*Given instruction 1:* Please render the listing below as a Markdown table with the columns Row and Line. Cover only the span from the first line of the listing through the line containing "number-underline [122, 213, 218, 214]", and leave out blank lines.

*Extract provided:*
· · · · · · ·

[FOM] 580: Goedel's Second Revisited

Harvey Friedman hmflogic at gmail.com
Fri May 29 05:52:17 EDT 2015


I have written about Goedel's Second in these FOM postings:

http://www.cs.nyu.edu/pipermail/fom/2003-May/006496.html
http://www.cs.nyu.edu/pipermail/fom/2003-May/006504.html
http://www.cs.nyu.edu/pipermail/fom/2003-May/006518.html
http://www.cs.nyu.edu/pipermail/fom/2003-June/006694.html
http://www.cs.nyu.edu/pipermail/fom/2006-May/010524.html
http://www.cs.nyu.edu/pipermail/fom/2006-May/010525.html
http://www.cs.nyu.edu/pipermail/fom/2006-May/010529.html
http://www.cs.nyu.edu/pipermail/fom/2006-May/010532.html
http://www.cs.nyu.edu/pipermail/fom/2006-December/011194.html
http://www.cs.nyu.edu/pipermail/fom/2006-December/011223.html
http://www.cs.nyu.edu/pipermail/fom/2007-January/011282.html
http://www.cs.nyu.edu/pipermail/fom/2009-May/013753.html
http://www.cs.nyu.edu/pipermail/fom/2009-May/013778.html
http://www.cs.nyu.edu/pipermail/fom/2009-June/013828.html
http://www.cs.nyu.edu/pipermail/fom/2009-June/013837.html
http://www.cs.nyu.edu/pipermail/fom/2009-June/013843.html
http://www.cs.nyu.edu/pipermail/fom/2010-January/014290.html

I have a clearer way to present these ideas.

1. IN LANGUAGE OF ARITHMETtiC
2. IN LANGUAGE OF FINITE STRINGS
3. IN LANGUAGE OF SET THEORY

1. IN LANGUAGE OF ARITHMETIC

EFA = exponential function arithmetic, in 0,1,<,+,x,exp.
SEFA = super exponential function arithmetic, in 0,1,<,+,x,exp,superexp.
PRA = primitive recursive arithmetic.
Pi(0,1,<,...) consists of the sentences beginning with zero or more
universal quantifiers, followed by a formula with only bounded
quantifiers, in the language 0,1,<,... .

Note that PFA (bounded arithmetic), EFA, SEFA are axiomatized using
only Pi(0,1,<,+,x), Pi(0,1,<,+,x,exp), Pi(0,1,<,+,x,exp,superexp)
sentences, respectively. This means that these Pi sentences can carry
with them substantial base theories.

All systems are many sorted with equality required only on the sort
for N. The language and set of axioms can be infinite.

THEOREM 1.1. No consistent extension of EFA is interpretable in any of
its Pi(0,1,<,+,x) consequences.

THEOREM 1.2. No consistent extension of SEFA is interpretable in any
of its Pi(0,1,<,+,x,exp) consequences.

THEOREM 1.3. No consistent extension of PRA is interpretable in any of
its Pi(0,1,<,prim) consequences.

THEOREM 1.4. No consistent extension of ISigma1 is interpretable in
any of its PiSigma(0,1,<,+,x) consequences.

THEOREM 1.5. No consistent extension of PA is interpretable in any of
its arithmetic consequences.

· · · · · · ·

*Information given:*
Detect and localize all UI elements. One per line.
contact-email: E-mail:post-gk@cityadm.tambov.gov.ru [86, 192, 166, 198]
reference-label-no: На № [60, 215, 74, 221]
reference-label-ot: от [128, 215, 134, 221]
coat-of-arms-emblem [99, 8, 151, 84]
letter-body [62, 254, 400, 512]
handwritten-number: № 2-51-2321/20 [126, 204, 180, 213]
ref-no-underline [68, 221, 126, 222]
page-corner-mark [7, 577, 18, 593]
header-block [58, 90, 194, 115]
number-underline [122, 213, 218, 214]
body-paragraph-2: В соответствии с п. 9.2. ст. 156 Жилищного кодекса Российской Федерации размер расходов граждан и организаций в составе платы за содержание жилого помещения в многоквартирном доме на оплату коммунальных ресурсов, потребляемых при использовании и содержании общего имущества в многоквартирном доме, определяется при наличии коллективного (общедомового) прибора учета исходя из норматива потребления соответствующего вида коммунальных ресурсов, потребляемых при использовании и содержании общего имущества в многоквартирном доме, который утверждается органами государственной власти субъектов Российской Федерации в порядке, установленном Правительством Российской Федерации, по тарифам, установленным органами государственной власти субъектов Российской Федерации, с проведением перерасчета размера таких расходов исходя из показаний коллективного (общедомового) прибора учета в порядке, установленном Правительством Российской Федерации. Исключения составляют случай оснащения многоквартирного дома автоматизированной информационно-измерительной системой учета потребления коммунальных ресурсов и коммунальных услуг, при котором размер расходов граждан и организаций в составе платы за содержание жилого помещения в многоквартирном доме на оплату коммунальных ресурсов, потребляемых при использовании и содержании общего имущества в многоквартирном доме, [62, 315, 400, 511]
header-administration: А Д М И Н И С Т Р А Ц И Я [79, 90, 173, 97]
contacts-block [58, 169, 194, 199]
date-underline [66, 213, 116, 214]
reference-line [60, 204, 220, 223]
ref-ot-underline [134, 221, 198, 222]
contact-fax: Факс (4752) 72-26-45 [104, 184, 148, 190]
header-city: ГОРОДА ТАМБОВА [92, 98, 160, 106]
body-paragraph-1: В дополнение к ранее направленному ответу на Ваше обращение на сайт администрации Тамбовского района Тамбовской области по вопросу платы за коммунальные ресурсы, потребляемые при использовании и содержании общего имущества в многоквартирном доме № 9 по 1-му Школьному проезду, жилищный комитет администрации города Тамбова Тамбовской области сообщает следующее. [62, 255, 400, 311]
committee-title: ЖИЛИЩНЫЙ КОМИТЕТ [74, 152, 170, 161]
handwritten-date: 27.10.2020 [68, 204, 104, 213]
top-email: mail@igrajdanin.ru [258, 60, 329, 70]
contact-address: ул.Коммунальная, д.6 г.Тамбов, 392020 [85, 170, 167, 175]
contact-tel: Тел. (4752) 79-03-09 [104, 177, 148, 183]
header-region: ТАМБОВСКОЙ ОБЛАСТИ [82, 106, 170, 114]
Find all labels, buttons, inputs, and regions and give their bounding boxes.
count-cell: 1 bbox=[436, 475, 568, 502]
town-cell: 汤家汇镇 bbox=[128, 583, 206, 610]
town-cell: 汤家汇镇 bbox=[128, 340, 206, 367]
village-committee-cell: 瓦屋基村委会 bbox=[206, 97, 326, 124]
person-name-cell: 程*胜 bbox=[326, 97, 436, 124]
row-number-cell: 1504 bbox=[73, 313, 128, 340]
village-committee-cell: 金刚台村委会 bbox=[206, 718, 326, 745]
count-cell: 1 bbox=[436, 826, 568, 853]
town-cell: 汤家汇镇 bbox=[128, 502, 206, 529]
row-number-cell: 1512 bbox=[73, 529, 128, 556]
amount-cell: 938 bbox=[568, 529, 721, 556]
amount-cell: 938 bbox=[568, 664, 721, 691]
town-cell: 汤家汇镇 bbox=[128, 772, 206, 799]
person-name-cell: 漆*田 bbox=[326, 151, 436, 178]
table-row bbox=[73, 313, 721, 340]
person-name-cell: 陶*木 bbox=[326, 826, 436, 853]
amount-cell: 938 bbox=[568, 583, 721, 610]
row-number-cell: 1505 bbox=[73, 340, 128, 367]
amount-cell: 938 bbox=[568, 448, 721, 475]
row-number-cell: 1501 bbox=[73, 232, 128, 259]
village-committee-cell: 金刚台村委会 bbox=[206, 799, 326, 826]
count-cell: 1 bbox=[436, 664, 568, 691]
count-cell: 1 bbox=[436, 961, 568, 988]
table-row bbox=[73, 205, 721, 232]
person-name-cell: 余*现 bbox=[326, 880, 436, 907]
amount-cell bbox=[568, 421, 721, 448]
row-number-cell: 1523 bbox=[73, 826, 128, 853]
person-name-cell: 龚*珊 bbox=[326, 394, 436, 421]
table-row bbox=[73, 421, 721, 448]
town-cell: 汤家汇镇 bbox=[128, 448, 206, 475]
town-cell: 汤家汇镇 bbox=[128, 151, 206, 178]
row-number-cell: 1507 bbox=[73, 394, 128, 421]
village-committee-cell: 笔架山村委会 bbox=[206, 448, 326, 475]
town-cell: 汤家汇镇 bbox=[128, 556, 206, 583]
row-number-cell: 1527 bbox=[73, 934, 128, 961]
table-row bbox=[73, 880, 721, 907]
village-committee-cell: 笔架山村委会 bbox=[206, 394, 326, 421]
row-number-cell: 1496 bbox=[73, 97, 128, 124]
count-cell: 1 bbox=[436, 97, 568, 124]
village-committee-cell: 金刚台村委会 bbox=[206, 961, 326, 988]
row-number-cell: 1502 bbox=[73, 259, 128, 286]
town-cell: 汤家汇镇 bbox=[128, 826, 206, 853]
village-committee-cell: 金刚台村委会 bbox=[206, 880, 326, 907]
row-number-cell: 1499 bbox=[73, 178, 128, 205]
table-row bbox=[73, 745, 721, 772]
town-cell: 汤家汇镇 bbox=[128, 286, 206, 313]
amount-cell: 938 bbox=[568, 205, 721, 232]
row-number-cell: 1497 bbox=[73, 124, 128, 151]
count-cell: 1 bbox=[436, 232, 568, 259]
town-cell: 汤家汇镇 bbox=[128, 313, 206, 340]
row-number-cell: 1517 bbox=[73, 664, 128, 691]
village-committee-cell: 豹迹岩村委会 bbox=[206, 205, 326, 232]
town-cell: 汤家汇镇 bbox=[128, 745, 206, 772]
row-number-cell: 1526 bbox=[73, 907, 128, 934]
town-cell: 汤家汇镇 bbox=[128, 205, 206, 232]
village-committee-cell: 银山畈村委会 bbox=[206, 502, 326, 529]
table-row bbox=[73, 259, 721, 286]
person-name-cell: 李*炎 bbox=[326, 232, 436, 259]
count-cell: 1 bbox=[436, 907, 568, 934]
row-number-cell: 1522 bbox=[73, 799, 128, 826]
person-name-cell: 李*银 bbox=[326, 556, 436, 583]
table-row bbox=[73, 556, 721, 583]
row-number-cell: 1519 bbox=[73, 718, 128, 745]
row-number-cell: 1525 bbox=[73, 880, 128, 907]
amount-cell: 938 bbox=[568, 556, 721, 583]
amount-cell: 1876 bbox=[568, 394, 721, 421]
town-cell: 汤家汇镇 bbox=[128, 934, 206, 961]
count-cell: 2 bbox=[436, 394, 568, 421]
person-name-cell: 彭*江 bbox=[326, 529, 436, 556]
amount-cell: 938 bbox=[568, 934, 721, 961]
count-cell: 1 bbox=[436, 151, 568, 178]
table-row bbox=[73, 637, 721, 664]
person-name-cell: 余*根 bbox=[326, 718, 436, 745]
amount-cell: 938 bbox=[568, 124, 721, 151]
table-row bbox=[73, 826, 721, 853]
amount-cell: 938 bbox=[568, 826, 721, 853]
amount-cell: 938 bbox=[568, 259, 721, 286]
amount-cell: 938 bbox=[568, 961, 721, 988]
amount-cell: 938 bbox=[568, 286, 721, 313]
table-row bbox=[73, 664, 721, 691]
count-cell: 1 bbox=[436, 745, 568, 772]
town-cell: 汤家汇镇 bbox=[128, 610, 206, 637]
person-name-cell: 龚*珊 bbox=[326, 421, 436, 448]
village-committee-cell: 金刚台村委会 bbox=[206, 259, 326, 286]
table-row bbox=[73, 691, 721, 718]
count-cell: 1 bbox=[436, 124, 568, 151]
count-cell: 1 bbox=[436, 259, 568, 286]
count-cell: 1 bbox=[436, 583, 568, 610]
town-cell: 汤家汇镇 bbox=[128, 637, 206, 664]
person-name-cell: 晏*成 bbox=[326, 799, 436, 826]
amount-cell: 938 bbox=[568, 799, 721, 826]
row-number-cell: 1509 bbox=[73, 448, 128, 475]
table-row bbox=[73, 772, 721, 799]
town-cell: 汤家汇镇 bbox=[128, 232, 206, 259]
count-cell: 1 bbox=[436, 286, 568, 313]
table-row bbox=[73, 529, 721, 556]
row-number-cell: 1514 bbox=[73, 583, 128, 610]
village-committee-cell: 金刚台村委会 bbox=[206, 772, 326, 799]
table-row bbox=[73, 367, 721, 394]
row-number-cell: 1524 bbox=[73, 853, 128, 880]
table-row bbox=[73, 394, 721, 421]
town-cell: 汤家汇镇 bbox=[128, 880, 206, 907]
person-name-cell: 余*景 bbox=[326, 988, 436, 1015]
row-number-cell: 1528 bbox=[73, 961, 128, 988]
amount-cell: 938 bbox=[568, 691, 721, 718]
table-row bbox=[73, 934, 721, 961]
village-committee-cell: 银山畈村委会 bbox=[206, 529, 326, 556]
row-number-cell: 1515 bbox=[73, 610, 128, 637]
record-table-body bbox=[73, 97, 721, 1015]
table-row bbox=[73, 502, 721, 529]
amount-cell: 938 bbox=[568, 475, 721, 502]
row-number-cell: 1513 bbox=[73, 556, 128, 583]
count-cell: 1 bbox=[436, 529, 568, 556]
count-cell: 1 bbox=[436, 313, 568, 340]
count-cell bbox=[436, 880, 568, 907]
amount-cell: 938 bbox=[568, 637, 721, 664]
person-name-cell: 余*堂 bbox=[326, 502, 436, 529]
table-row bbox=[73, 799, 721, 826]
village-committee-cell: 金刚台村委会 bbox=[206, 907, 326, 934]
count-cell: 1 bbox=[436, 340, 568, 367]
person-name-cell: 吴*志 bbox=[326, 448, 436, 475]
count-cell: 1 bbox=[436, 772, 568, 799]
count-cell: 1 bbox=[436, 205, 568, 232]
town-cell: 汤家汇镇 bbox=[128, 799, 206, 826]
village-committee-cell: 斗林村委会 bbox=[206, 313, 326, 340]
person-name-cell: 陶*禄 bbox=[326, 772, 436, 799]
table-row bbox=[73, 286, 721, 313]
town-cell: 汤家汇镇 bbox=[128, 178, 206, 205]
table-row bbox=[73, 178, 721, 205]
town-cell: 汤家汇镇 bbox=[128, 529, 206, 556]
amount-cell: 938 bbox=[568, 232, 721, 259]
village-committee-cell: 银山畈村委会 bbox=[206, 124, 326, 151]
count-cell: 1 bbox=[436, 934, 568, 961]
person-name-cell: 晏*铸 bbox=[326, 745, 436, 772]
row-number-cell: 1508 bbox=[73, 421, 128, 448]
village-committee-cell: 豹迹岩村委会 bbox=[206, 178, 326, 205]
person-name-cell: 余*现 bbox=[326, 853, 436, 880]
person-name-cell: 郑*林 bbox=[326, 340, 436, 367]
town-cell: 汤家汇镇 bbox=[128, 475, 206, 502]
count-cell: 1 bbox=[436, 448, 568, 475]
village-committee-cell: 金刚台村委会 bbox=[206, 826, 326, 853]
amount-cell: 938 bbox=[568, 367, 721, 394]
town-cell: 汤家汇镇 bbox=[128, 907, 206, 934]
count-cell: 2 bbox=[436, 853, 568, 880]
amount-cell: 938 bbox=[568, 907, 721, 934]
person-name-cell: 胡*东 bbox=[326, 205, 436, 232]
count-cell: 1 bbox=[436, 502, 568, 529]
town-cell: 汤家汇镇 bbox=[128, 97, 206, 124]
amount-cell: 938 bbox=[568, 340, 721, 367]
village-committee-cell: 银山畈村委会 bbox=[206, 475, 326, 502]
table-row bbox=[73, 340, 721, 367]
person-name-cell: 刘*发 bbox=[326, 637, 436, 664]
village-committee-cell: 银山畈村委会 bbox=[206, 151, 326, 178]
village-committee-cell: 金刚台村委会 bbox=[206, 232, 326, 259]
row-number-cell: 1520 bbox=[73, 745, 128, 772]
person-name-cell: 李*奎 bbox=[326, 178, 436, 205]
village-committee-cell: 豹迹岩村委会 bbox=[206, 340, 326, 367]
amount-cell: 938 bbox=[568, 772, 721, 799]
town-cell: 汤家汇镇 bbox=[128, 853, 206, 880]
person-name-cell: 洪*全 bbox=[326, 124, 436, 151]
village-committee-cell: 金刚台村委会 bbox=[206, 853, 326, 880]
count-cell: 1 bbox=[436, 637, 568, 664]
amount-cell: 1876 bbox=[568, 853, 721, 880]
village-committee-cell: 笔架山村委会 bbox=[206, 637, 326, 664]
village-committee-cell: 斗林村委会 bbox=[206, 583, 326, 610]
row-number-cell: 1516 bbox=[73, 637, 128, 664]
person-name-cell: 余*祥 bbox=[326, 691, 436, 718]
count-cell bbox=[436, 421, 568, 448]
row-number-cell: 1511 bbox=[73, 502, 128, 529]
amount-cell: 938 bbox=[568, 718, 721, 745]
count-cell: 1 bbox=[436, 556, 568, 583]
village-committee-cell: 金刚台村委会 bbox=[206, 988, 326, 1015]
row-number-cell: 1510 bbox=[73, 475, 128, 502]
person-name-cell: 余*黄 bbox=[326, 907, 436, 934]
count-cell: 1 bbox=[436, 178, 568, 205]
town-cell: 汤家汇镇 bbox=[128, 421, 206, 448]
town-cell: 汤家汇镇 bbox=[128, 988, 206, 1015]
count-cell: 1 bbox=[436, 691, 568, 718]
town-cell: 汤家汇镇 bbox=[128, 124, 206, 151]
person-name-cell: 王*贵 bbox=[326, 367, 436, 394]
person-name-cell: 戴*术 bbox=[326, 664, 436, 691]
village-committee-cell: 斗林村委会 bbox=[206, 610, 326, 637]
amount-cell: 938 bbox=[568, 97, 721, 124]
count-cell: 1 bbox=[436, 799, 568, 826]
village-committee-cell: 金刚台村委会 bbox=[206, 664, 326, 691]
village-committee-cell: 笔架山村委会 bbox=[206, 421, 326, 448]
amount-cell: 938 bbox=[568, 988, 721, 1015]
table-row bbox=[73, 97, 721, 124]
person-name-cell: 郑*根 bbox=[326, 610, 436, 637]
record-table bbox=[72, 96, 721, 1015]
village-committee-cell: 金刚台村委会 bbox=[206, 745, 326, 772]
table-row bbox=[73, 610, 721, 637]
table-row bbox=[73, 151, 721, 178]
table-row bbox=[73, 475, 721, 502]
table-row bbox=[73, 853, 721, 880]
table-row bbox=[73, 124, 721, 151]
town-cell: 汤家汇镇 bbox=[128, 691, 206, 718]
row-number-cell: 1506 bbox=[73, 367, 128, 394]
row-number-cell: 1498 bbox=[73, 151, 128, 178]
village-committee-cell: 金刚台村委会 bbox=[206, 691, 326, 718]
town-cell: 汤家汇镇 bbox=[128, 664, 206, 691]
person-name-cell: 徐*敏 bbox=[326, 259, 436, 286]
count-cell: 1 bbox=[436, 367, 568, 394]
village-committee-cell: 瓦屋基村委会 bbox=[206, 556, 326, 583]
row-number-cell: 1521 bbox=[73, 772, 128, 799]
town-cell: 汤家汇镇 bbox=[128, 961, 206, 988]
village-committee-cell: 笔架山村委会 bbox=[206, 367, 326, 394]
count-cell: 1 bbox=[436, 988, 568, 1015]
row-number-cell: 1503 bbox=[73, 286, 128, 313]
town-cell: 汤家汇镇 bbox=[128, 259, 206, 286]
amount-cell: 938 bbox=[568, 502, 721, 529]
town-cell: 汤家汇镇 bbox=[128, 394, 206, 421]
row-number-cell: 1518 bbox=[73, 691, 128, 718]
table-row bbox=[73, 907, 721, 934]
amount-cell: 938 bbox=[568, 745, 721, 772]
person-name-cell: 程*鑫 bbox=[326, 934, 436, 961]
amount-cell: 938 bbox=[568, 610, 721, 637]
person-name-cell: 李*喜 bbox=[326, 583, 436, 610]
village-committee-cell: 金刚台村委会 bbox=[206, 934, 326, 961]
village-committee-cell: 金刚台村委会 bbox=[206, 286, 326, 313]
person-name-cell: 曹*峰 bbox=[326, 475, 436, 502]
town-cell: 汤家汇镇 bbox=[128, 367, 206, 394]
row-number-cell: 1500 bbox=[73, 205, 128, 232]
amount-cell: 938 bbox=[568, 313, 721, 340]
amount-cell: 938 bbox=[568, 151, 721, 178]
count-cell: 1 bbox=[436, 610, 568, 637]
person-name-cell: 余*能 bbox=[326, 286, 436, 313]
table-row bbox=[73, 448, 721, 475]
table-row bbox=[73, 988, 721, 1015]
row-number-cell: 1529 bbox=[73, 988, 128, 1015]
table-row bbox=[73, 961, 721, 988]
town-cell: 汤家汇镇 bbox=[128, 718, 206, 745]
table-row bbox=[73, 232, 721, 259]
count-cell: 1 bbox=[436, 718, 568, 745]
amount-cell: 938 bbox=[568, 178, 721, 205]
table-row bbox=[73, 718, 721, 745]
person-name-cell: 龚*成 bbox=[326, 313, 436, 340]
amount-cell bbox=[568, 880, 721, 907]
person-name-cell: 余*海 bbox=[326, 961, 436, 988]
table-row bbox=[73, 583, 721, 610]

· · · · · · ·

*Given instruction 2:* Name every theory whose consistent extensions are the subject of a numbered theorem in the Goedel's Second post above.

*Correct result 1:*
| Row | Line |
|---|---|
| 1 | Detect and localize all UI elements. One per line. |
| 2 | contact-email: E-mail:post-gk@cityadm.tambov.gov.ru [86, 192, 166, 198] |
| 3 | reference-label-no: На № [60, 215, 74, 221] |
| 4 | reference-label-ot: от [128, 215, 134, 221] |
| 5 | coat-of-arms-emblem [99, 8, 151, 84] |
| 6 | letter-body [62, 254, 400, 512] |
| 7 | handwritten-number: № 2-51-2321/20 [126, 204, 180, 213] |
| 8 | ref-no-underline [68, 221, 126, 222] |
| 9 | page-corner-mark [7, 577, 18, 593] |
| 10 | header-block [58, 90, 194, 115] |
| 11 | number-underline [122, 213, 218, 214] |

*Correct result 2:* EFA, SEFA, PRA, ISigma1, PA